### Instruction
List each line of the data in which the string "JSON" appears.

Records from a collection
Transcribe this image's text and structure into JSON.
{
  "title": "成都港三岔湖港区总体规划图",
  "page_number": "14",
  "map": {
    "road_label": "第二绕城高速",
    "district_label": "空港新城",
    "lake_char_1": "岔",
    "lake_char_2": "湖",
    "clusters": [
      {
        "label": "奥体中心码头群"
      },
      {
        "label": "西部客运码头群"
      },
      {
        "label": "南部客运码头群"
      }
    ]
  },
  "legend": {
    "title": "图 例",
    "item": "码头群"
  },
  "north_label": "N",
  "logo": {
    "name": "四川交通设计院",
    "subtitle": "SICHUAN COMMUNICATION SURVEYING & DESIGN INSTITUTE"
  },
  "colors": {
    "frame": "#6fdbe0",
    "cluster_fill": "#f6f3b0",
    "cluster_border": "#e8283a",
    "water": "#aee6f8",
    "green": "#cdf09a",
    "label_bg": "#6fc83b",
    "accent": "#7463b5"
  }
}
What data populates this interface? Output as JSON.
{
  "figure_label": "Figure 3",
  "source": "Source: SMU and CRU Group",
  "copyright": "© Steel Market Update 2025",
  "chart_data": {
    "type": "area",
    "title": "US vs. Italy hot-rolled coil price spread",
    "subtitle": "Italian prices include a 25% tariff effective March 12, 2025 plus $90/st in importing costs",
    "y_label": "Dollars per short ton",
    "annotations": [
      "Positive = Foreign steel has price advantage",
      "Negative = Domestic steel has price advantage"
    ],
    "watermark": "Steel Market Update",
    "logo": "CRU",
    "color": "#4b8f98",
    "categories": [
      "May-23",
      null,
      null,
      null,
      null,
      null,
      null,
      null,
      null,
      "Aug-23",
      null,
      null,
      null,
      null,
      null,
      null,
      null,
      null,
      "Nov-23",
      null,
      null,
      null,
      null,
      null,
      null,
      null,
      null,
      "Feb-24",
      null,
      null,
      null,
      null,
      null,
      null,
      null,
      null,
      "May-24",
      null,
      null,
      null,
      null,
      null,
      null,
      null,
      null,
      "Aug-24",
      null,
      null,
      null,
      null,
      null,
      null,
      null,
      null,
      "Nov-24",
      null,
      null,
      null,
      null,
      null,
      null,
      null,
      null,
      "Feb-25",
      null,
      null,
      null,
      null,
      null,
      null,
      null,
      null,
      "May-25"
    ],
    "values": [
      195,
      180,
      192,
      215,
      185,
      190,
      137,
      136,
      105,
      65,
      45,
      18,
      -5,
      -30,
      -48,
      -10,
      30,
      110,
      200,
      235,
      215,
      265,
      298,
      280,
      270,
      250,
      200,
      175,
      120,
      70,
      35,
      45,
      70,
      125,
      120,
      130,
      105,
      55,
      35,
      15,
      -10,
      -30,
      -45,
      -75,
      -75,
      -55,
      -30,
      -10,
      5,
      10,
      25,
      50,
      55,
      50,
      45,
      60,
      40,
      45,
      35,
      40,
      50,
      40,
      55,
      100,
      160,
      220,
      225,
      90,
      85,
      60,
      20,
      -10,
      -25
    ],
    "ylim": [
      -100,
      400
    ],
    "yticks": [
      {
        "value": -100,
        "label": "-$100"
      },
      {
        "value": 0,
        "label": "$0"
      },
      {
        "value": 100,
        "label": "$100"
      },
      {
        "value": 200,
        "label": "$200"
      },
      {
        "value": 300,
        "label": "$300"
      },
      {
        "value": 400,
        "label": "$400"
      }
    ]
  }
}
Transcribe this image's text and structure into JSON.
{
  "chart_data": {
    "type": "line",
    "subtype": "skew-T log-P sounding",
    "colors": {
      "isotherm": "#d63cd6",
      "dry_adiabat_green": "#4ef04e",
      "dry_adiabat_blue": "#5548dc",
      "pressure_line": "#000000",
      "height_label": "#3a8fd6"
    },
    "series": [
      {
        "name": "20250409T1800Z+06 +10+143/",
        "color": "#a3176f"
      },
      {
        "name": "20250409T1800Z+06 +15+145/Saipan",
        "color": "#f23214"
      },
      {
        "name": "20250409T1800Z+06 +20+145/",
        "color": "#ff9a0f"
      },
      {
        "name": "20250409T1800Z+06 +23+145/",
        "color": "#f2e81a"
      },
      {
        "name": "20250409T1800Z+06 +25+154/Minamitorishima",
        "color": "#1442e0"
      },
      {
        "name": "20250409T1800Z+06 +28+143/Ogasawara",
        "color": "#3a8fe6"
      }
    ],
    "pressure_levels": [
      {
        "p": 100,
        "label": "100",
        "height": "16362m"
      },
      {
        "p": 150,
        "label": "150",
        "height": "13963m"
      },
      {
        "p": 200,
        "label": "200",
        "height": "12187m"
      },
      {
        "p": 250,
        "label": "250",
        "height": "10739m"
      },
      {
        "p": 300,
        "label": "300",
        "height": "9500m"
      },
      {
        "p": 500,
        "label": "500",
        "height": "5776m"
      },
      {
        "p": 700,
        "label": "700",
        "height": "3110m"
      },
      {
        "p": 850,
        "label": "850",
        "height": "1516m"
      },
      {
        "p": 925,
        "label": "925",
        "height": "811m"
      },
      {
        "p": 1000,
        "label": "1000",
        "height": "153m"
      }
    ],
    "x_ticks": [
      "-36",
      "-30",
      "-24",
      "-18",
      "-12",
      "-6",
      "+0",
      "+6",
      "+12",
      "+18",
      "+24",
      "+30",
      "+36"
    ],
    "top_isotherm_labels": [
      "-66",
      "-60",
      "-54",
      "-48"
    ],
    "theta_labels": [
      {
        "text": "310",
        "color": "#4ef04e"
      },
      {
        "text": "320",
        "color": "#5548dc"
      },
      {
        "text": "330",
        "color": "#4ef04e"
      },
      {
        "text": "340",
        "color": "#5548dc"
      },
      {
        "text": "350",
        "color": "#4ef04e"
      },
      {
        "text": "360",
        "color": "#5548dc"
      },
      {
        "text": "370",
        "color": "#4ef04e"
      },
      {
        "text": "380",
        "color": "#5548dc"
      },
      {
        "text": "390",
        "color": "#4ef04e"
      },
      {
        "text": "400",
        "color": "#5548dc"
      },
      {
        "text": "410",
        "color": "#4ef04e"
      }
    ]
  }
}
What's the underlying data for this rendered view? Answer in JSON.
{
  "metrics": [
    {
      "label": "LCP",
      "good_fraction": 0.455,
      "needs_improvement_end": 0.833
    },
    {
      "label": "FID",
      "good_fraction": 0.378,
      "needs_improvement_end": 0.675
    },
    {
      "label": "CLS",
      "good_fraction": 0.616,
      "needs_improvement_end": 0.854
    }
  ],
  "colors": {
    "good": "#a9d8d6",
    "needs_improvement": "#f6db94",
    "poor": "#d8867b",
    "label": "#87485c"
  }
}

### Answer for this exercise
Transcribe this image's text and structure into JSON.
What data populates this interface? Output as JSON.
Transcribe this image's text and structure into JSON.
What's the underlying data for this rendered view? Answer in JSON.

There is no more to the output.